Goal – Report all lines holding "more".

□ □ □

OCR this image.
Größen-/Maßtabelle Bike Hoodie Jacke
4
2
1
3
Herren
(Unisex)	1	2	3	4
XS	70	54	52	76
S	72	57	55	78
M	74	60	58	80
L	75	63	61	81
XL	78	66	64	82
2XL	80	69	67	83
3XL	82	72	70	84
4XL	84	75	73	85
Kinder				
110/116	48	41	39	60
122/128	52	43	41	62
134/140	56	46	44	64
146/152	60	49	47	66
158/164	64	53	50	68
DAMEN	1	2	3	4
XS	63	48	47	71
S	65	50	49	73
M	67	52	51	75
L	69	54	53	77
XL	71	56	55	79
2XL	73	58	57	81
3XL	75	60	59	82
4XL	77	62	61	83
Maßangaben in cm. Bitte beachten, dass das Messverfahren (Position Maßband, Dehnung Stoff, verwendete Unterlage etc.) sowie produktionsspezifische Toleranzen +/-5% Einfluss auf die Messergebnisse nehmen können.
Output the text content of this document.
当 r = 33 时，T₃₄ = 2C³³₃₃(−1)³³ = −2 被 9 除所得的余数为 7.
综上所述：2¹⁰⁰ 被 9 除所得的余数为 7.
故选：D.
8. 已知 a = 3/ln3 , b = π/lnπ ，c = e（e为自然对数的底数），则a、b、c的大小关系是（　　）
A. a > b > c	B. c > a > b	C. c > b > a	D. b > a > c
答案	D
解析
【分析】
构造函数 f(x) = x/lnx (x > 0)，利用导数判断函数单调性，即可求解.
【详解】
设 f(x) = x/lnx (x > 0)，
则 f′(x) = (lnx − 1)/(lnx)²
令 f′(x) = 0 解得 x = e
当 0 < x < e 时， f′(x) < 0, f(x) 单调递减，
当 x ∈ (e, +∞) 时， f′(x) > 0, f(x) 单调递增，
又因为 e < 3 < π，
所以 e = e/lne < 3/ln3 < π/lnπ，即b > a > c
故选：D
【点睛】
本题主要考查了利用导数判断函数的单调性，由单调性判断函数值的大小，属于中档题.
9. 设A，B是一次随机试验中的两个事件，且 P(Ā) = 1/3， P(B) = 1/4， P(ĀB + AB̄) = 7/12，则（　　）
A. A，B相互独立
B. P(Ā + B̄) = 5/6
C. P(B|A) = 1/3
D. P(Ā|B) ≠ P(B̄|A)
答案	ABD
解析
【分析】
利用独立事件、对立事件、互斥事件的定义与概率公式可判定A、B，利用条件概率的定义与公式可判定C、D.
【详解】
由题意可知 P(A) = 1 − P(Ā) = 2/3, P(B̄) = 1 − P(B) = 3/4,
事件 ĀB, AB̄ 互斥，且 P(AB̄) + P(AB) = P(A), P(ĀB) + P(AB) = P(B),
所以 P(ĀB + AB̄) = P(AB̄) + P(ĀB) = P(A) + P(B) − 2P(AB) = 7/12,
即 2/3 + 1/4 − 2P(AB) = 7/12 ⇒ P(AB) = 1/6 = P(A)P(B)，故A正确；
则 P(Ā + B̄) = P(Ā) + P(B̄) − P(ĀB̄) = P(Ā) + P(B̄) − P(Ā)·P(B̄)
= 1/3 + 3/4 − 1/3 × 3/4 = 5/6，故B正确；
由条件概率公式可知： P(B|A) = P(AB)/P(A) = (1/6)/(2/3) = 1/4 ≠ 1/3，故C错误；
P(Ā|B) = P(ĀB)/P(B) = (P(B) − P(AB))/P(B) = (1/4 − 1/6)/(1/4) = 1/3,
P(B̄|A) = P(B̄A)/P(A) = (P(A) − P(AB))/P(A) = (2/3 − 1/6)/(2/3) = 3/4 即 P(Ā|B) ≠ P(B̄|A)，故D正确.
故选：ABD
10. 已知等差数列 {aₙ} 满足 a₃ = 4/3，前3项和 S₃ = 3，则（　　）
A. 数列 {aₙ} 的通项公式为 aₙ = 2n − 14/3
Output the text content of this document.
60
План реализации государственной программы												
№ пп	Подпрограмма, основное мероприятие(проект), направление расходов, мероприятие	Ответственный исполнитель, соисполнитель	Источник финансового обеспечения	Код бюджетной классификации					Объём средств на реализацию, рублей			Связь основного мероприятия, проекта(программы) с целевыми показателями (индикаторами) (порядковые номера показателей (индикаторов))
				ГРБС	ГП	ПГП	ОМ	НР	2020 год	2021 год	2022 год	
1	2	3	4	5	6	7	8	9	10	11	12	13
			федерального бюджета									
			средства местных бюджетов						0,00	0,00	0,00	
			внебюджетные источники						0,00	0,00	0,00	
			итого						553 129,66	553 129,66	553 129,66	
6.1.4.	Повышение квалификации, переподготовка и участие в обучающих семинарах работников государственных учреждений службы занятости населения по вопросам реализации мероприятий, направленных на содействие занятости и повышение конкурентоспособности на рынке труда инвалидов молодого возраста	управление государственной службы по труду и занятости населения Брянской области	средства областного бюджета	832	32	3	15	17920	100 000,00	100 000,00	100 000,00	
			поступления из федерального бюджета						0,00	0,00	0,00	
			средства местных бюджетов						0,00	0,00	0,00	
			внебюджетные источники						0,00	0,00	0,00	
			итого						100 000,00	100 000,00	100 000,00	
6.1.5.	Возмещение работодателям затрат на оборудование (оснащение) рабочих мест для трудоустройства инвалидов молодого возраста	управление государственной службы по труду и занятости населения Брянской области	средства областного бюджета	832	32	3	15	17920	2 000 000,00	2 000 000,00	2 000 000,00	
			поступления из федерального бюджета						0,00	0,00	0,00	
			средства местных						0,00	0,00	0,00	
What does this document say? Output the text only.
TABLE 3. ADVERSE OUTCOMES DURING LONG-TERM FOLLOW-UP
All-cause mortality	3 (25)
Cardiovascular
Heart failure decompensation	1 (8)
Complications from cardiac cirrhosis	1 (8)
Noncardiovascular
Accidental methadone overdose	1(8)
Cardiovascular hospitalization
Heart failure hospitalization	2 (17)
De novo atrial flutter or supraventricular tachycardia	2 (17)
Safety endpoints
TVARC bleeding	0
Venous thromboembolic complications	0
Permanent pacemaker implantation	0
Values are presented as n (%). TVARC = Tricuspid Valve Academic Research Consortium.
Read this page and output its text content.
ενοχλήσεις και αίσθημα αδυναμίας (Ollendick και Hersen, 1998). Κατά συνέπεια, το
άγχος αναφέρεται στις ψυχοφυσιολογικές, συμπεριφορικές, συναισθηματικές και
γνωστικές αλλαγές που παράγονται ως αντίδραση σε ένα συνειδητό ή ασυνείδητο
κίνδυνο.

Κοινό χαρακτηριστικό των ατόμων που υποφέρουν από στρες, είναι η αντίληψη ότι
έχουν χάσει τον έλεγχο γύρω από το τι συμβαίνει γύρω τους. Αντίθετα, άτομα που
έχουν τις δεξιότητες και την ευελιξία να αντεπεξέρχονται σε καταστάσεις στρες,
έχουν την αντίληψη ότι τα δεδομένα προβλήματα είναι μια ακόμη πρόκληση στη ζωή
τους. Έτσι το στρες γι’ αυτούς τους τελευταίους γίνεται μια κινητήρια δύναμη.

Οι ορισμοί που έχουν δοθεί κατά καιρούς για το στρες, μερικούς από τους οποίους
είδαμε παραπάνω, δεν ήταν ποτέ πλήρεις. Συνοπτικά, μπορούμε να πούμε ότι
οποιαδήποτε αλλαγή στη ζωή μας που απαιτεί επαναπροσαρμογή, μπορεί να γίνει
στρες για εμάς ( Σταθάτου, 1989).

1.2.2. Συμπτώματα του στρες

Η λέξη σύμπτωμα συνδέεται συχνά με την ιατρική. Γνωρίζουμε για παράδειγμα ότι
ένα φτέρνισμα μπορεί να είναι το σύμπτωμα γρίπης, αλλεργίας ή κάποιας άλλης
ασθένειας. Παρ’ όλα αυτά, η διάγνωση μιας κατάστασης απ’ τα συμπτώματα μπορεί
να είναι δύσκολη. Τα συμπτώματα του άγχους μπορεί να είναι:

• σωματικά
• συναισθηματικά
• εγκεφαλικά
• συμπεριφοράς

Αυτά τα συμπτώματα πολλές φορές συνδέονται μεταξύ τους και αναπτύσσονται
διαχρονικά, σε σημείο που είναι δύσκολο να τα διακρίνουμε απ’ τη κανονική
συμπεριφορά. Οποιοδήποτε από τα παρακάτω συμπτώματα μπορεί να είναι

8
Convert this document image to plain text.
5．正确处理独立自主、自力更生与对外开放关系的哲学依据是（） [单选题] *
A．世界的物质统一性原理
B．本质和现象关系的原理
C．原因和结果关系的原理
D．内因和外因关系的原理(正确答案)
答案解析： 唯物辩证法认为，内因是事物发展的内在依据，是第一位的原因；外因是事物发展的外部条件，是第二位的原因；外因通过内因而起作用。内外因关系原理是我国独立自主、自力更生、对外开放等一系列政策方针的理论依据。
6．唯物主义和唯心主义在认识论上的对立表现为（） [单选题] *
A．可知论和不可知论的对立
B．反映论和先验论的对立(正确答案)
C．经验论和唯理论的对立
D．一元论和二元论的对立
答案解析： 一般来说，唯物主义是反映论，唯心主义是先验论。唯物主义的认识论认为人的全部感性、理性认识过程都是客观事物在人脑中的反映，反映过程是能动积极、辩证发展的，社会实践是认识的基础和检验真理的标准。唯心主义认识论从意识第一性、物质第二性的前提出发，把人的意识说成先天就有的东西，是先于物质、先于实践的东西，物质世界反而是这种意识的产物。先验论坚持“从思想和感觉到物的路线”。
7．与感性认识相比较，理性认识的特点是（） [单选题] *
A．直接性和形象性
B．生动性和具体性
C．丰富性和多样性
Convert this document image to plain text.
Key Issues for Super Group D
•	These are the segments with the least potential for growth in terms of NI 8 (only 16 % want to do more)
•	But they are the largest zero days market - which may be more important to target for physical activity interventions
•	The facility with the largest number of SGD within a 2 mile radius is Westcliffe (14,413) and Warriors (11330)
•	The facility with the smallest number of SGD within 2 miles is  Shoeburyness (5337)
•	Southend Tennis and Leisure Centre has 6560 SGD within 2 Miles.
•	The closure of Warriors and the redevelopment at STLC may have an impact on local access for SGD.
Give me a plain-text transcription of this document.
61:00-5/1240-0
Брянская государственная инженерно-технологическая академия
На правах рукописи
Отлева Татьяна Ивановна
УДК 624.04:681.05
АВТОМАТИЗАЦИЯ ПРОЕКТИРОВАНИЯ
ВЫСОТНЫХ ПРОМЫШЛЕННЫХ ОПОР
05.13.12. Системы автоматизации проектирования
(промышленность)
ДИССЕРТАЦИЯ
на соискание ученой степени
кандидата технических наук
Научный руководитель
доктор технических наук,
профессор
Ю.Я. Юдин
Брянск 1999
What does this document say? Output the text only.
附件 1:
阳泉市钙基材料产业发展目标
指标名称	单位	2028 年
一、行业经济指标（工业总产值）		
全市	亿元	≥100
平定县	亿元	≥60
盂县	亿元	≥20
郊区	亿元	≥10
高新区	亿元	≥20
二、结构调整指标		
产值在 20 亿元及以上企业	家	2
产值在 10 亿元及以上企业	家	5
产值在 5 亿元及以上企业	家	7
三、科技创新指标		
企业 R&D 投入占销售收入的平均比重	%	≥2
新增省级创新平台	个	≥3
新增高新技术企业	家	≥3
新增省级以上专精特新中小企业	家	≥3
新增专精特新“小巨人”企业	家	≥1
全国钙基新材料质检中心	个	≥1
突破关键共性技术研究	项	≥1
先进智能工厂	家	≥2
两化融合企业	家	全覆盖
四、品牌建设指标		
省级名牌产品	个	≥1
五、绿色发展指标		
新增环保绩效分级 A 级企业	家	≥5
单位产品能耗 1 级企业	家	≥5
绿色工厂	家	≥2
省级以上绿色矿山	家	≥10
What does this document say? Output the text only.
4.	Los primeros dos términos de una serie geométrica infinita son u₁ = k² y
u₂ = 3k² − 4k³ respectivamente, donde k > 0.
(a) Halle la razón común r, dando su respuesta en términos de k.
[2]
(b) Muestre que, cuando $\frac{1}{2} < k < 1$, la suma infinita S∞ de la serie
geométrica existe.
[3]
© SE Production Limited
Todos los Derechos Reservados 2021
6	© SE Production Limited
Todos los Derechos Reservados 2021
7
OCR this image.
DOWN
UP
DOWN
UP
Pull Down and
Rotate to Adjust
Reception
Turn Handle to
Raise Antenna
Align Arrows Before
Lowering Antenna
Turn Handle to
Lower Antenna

□ □ □

Finished exercise –
•	These are the segments with the least potential for growth in terms of NI 8 (only 16 % want to do more)
•	But they are the largest zero days market - which may be more important to target for physical activity interventions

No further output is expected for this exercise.